Records to use:

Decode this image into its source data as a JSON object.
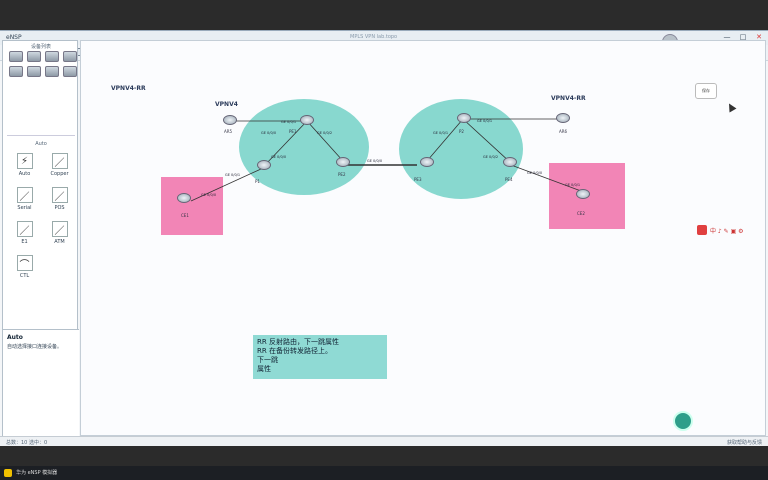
{
  "window": {
    "app_name": "eNSP",
    "title": "MPLS VPN lab.topo",
    "controls": [
      "—",
      "□",
      "✕"
    ]
  },
  "sidebar": {
    "devices_title": "设备列表",
    "cables_title": "Auto",
    "cables": [
      {
        "label": "Auto",
        "glyph": "⚡"
      },
      {
        "label": "Copper",
        "glyph": "／"
      },
      {
        "label": "Serial",
        "glyph": "／"
      },
      {
        "label": "POS",
        "glyph": "／"
      },
      {
        "label": "E1",
        "glyph": "／"
      },
      {
        "label": "ATM",
        "glyph": "／"
      },
      {
        "label": "CTL",
        "glyph": "⌒"
      }
    ],
    "desc_title": "Auto",
    "desc_text": "自动选择接口连接设备。"
  },
  "canvas": {
    "zone_labels": {
      "vpnv4_rr_left": "VPNV4-RR",
      "vpnv4": "VPNV4",
      "vpnv4_rr_right": "VPNV4-RR"
    },
    "routers": {
      "ar5": "AR5",
      "pe1": "PE1",
      "p1": "P1",
      "pe2": "PE2",
      "ce1": "CE1",
      "p2": "P2",
      "pe3": "PE3",
      "pe4": "PE4",
      "ar6": "AR6",
      "ce2": "CE2"
    },
    "ports": {
      "a": "GE 0/0/0",
      "b": "GE 0/0/1",
      "c": "GE 0/0/2",
      "d": "GE 0/0/0",
      "e": "GE 0/0/1",
      "f": "GE 0/0/0",
      "g": "GE 0/0/0",
      "h": "GE 0/0/1",
      "i": "GE 0/0/1",
      "j": "GE 0/0/2",
      "k": "GE 0/0/0",
      "l": "GE 0/0/1"
    },
    "mini_button": "保存",
    "note_lines": [
      "RR 反射路由，下一跳属性",
      "RR 在备份转发路径上。",
      "下一跳",
      "属性"
    ],
    "floatbar_text": "中 ♪ ✎ ▣ ⚙"
  },
  "statusbar": {
    "left": "总数：10 选中：0",
    "right": "获取帮助与反馈"
  },
  "taskbar": {
    "text": "华为 eNSP 模拟器"
  },
  "colors": {
    "ellipse": "#88d8cf",
    "pink": "#f285b6",
    "note": "#8fdad4"
  }
}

Task statement: Reproduce all the entries that precede this task, word for word, minus any pictures.

Solution to the exercise:
Decode this image into its source data as a JSON object.
{
  "window": {
    "app_name": "eNSP",
    "title": "MPLS VPN lab.topo",
    "controls": [
      "—",
      "□",
      "✕"
    ]
  },
  "sidebar": {
    "devices_title": "设备列表",
    "cables_title": "Auto",
    "cables": [
      {
        "label": "Auto",
        "glyph": "⚡"
      },
      {
        "label": "Copper",
        "glyph": "／"
      },
      {
        "label": "Serial",
        "glyph": "／"
      },
      {
        "label": "POS",
        "glyph": "／"
      },
      {
        "label": "E1",
        "glyph": "／"
      },
      {
        "label": "ATM",
        "glyph": "／"
      },
      {
        "label": "CTL",
        "glyph": "⌒"
      }
    ],
    "desc_title": "Auto",
    "desc_text": "自动选择接口连接设备。"
  },
  "canvas": {
    "zone_labels": {
      "vpnv4_rr_left": "VPNV4-RR",
      "vpnv4": "VPNV4",
      "vpnv4_rr_right": "VPNV4-RR"
    },
    "routers": {
      "ar5": "AR5",
      "pe1": "PE1",
      "p1": "P1",
      "pe2": "PE2",
      "ce1": "CE1",
      "p2": "P2",
      "pe3": "PE3",
      "pe4": "PE4",
      "ar6": "AR6",
      "ce2": "CE2"
    },
    "ports": {
      "a": "GE 0/0/0",
      "b": "GE 0/0/1",
      "c": "GE 0/0/2",
      "d": "GE 0/0/0",
      "e": "GE 0/0/1",
      "f": "GE 0/0/0",
      "g": "GE 0/0/0",
      "h": "GE 0/0/1",
      "i": "GE 0/0/1",
      "j": "GE 0/0/2",
      "k": "GE 0/0/0",
      "l": "GE 0/0/1"
    },
    "mini_button": "保存",
    "note_lines": [
      "RR 反射路由，下一跳属性",
      "RR 在备份转发路径上。",
      "下一跳",
      "属性"
    ],
    "floatbar_text": "中 ♪ ✎ ▣ ⚙"
  },
  "statusbar": {
    "left": "总数：10 选中：0",
    "right": "获取帮助与反馈"
  },
  "taskbar": {
    "text": "华为 eNSP 模拟器"
  },
  "colors": {
    "ellipse": "#88d8cf",
    "pink": "#f285b6",
    "note": "#8fdad4"
  }
}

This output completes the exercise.